→ **JOB**:
Copy the rows from the first one through the line containing "465, 484, 495]", replacing "x-tick-label" with "x-axis-tick" and leaving everything else unchanged.

→ **EXERCISE INPUTS**:
## Start
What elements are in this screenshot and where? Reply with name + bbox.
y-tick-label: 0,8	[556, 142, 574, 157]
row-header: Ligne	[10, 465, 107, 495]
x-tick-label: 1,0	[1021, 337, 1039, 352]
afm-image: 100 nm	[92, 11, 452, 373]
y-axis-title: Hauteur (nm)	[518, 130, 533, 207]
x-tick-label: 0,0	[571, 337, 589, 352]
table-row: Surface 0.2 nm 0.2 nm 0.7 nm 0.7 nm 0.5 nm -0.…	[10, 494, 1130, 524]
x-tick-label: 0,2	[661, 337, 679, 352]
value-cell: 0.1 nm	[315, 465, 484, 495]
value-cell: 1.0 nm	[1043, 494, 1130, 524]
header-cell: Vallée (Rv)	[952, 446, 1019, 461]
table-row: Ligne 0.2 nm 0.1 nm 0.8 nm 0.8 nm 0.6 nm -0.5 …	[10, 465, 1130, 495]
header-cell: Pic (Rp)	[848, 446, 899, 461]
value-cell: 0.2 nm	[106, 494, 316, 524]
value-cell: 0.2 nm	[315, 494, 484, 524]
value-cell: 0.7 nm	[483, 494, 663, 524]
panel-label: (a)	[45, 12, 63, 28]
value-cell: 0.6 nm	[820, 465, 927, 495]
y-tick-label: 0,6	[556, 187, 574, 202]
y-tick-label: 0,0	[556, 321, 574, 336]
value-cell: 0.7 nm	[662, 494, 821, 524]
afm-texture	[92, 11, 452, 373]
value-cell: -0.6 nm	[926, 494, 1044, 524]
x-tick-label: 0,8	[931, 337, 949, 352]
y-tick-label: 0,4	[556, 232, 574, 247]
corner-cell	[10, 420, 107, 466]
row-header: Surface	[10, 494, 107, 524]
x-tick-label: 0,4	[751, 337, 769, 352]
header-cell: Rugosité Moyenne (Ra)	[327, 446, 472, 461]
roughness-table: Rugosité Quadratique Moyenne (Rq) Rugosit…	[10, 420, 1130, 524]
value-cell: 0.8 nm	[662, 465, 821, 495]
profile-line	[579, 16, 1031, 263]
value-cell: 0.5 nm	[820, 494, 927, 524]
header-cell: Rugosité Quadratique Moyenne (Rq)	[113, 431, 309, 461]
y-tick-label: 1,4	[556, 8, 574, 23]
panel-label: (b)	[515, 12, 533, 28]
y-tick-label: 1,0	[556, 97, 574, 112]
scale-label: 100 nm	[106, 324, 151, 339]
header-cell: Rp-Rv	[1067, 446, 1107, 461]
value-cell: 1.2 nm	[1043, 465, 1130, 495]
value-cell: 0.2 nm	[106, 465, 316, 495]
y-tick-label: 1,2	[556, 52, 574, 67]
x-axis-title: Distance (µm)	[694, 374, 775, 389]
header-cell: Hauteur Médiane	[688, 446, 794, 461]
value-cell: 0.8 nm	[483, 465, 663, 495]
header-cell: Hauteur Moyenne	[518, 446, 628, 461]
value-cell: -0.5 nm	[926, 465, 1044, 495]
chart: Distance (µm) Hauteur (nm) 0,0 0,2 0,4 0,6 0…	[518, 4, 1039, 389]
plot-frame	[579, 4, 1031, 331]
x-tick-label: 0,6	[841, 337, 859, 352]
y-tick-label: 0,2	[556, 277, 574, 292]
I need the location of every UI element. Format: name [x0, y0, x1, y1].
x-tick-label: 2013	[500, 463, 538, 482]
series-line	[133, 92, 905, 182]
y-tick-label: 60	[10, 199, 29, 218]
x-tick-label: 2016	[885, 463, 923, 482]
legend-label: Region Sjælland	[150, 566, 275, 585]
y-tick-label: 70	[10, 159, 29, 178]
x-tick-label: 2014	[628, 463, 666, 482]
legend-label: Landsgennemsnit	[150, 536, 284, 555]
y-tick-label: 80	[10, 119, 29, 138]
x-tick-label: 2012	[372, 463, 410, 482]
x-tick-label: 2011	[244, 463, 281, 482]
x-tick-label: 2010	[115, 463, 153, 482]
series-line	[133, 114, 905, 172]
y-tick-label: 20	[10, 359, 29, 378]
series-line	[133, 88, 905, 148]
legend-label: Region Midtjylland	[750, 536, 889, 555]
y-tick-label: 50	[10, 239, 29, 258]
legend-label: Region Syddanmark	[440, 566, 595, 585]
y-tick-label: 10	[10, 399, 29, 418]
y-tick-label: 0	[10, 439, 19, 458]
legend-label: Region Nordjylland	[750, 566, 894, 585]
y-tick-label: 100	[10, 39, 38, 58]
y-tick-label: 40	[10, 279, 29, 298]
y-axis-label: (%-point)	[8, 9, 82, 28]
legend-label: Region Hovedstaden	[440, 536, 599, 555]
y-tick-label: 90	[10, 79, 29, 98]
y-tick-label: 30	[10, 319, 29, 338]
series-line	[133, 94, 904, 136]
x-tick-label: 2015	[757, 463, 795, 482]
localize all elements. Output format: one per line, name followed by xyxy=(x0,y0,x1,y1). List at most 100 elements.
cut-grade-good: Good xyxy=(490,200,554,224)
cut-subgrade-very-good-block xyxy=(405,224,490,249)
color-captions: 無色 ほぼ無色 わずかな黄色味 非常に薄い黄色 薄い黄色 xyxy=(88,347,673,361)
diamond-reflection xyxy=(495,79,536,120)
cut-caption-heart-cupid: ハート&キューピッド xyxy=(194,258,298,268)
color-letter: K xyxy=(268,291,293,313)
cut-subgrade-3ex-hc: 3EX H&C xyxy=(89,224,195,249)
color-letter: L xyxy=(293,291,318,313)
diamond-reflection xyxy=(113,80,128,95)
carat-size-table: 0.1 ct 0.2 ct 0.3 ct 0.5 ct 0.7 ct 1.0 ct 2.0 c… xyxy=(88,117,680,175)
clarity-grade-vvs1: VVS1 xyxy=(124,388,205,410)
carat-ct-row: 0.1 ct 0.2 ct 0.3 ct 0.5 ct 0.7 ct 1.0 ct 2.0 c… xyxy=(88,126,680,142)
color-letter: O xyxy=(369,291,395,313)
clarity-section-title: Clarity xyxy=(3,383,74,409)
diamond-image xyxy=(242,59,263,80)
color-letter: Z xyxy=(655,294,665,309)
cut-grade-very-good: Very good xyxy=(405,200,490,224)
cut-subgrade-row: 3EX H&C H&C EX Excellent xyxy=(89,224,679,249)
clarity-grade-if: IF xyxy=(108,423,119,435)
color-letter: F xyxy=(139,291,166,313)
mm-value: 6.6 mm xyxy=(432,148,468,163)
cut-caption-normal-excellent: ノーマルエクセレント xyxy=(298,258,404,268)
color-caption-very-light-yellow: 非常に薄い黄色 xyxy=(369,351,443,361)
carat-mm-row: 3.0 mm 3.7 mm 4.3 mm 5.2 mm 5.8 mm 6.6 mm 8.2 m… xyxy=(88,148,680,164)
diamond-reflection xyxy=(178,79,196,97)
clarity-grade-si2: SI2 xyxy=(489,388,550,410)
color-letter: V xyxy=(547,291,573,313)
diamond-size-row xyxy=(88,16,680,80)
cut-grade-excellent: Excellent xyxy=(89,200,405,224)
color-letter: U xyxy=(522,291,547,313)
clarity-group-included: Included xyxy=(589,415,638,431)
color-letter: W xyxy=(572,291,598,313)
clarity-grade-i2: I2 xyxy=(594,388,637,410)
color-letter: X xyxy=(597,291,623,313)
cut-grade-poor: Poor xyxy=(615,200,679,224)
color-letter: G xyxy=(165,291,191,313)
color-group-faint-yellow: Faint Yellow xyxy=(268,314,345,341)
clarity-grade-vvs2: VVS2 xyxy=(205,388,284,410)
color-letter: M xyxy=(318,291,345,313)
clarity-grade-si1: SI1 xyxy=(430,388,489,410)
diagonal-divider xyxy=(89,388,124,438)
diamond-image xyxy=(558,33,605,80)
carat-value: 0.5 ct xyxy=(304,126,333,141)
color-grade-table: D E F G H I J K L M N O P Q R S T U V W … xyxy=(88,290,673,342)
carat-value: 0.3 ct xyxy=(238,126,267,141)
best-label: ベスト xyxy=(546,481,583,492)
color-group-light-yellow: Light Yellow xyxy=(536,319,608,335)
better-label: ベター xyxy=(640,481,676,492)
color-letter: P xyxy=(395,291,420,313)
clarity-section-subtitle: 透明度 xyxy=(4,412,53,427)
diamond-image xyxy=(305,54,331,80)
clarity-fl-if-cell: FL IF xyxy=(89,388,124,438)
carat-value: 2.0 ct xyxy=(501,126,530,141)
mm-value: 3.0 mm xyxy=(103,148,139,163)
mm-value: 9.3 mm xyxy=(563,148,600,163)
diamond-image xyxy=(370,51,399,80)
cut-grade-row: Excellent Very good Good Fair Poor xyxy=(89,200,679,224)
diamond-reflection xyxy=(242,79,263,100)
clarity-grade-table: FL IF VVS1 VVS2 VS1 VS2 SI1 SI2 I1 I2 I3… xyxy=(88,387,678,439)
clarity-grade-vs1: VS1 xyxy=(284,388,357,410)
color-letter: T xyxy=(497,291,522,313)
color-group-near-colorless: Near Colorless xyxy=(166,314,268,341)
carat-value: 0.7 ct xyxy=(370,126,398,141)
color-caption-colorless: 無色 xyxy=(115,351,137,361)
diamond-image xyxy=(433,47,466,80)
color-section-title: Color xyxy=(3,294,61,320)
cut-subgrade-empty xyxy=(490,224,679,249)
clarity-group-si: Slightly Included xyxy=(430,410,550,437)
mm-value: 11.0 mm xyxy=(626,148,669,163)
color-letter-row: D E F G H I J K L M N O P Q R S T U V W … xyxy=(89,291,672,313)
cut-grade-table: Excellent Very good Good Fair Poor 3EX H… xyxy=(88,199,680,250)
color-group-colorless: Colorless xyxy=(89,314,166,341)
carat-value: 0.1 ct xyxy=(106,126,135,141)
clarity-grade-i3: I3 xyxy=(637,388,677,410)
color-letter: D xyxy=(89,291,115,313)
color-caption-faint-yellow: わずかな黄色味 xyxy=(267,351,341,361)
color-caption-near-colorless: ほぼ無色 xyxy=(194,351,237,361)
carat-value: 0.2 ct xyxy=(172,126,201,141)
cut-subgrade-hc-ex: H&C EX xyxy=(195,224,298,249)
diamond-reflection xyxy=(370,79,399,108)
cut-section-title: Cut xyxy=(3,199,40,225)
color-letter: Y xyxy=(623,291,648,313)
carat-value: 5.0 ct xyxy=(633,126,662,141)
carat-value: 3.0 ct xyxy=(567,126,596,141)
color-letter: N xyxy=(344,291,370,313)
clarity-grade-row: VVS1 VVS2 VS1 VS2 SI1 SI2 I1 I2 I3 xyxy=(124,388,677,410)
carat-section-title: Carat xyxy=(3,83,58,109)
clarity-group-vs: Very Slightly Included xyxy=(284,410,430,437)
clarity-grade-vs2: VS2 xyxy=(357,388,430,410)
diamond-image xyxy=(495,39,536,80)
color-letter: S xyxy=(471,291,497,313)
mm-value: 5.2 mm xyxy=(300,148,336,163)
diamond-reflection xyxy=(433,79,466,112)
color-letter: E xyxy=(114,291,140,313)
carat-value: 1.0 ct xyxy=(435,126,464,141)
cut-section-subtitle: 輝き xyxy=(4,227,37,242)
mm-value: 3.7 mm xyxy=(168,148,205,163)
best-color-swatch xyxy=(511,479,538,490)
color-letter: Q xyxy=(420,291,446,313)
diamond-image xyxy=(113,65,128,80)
## End
→ **COMPLETE RESPONSE**:
What elements are in this screenshot and where? Reply with name + bbox.
y-tick-label: 0,8	[556, 142, 574, 157]
row-header: Ligne	[10, 465, 107, 495]
x-axis-tick: 1,0	[1021, 337, 1039, 352]
afm-image: 100 nm	[92, 11, 452, 373]
y-axis-title: Hauteur (nm)	[518, 130, 533, 207]
x-axis-tick: 0,0	[571, 337, 589, 352]
table-row: Surface 0.2 nm 0.2 nm 0.7 nm 0.7 nm 0.5 nm -0.…	[10, 494, 1130, 524]
x-axis-tick: 0,2	[661, 337, 679, 352]
value-cell: 0.1 nm	[315, 465, 484, 495]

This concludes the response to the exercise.